### Entries shown

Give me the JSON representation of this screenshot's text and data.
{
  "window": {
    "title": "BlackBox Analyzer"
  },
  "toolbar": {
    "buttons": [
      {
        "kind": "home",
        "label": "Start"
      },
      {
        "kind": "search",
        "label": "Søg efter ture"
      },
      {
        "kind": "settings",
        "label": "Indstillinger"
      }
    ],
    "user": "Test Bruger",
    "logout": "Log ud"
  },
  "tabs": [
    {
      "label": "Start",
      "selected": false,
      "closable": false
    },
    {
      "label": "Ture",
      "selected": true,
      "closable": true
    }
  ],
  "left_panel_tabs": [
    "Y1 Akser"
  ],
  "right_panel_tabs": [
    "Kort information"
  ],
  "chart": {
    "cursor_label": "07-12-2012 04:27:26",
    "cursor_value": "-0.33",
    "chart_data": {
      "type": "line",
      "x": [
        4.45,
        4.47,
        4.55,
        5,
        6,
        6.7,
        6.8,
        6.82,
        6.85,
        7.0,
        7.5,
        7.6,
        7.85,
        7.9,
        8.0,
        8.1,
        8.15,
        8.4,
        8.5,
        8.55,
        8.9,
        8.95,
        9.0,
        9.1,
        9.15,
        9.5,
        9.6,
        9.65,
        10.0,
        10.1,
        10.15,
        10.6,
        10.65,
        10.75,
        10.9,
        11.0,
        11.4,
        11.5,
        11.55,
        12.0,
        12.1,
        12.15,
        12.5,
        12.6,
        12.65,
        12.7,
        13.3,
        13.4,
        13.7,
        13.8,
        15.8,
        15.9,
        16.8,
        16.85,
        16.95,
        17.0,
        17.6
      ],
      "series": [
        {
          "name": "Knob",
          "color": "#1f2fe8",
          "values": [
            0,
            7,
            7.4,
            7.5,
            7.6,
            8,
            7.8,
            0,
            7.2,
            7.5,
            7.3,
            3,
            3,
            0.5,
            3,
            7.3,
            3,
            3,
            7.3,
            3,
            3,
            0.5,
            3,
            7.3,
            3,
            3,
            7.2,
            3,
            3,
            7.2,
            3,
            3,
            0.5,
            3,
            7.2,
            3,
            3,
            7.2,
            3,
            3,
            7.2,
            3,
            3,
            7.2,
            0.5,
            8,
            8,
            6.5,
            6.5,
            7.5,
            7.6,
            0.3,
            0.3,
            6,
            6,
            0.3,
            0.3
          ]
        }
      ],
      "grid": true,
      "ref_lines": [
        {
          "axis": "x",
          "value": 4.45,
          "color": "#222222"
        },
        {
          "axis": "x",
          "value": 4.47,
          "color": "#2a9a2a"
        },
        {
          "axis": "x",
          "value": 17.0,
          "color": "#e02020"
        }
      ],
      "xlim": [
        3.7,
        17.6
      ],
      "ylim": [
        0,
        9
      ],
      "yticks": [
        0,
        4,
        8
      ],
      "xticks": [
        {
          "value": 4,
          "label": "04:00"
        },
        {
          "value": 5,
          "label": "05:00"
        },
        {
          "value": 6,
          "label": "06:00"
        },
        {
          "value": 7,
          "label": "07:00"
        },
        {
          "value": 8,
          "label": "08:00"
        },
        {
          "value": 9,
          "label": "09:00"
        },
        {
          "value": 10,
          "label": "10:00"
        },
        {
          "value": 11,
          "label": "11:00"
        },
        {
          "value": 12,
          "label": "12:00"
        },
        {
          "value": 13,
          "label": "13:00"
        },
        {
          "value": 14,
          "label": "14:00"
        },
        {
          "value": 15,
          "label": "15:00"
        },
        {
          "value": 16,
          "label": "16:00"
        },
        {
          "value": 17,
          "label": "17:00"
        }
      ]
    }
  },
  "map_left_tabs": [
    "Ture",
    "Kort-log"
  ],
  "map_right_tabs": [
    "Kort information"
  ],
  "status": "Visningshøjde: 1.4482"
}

### Exercise goal
Go through the records and copy each line with "color" in it.

### Complete response
          "color": "#1f2fe8",
          "color": "#222222"
          "color": "#2a9a2a"
          "color": "#e02020"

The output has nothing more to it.